Records supplied:
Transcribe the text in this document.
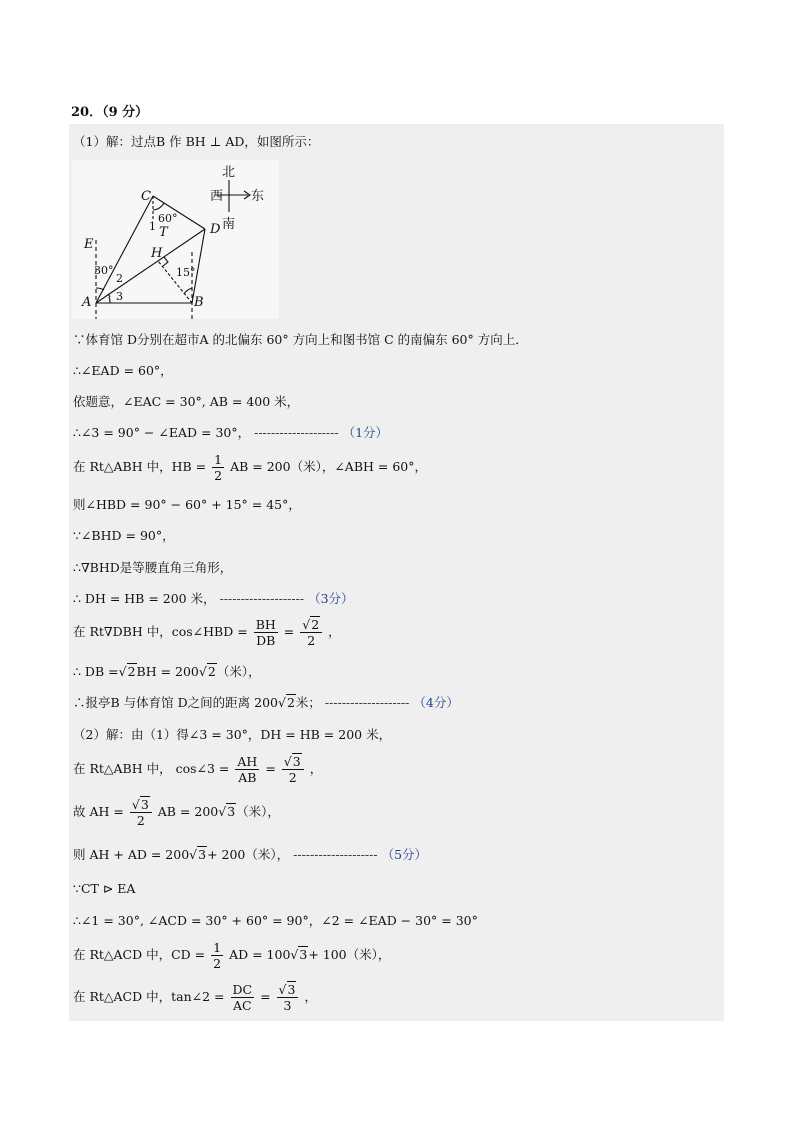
20．（9 分）
（1）解：过点B 作 BH ⊥ AD，如图所示：
C
D
E
H
A	B
T
60°
1
30°
2
3
15°
北
西 东
南
∵体育馆 D分别在超市A 的北偏东 60° 方向上和图书馆 C 的南偏东 60° 方向上．
∴∠EAD = 60°，
依题意，∠EAC = 30°, AB = 400 米，
∴∠3 = 90° − ∠EAD = 30°， -------------------- （1分）
在 Rt△ABH 中，HB = $\frac{1}{2}$ AB = 200（米），∠ABH = 60°，
则∠HBD = 90° − 60° + 15° = 45°，
∵∠BHD = 90°，
∴∇BHD是等腰直角三角形，
∴ DH = HB = 200 米， -------------------- （3分）
在 Rt∇DBH 中，cos∠HBD = $\frac{BH}{DB} = \frac{√2}{2}$ ，
∴ DB =√2BH = 200√2（米），
∴报亭B 与体育馆 D之间的距离 200√2米； -------------------- （4分）
（2）解：由（1）得∠3 = 30°，DH = HB = 200 米，
在 Rt△ABH 中， cos∠3 = $\frac{AH}{AB} = \frac{√3}{2}$ ，
故 AH = $\frac{√3}{2}$ AB = 200√3（米），
则 AH + AD = 200√3+ 200（米）， -------------------- （5分）
∵CT ⊳ EA
∴∠1 = 30°, ∠ACD = 30° + 60° = 90°，∠2 = ∠EAD − 30° = 30°
在 Rt△ACD 中，CD = $\frac{1}{2}$ AD = 100√3+ 100（米），
在 Rt△ACD 中，tan∠2 = $\frac{DC}{AC} = \frac{√3}{3}$ ，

Task prompt: Scan the material above. Return every line containing the string "frac".

Full response:
在 Rt△ABH 中，HB = $\frac{1}{2}$ AB = 200（米），∠ABH = 60°，
在 Rt∇DBH 中，cos∠HBD = $\frac{BH}{DB} = \frac{√2}{2}$ ，
在 Rt△ABH 中， cos∠3 = $\frac{AH}{AB} = \frac{√3}{2}$ ，
故 AH = $\frac{√3}{2}$ AB = 200√3（米），
在 Rt△ACD 中，CD = $\frac{1}{2}$ AD = 100√3+ 100（米），
在 Rt△ACD 中，tan∠2 = $\frac{DC}{AC} = \frac{√3}{3}$ ，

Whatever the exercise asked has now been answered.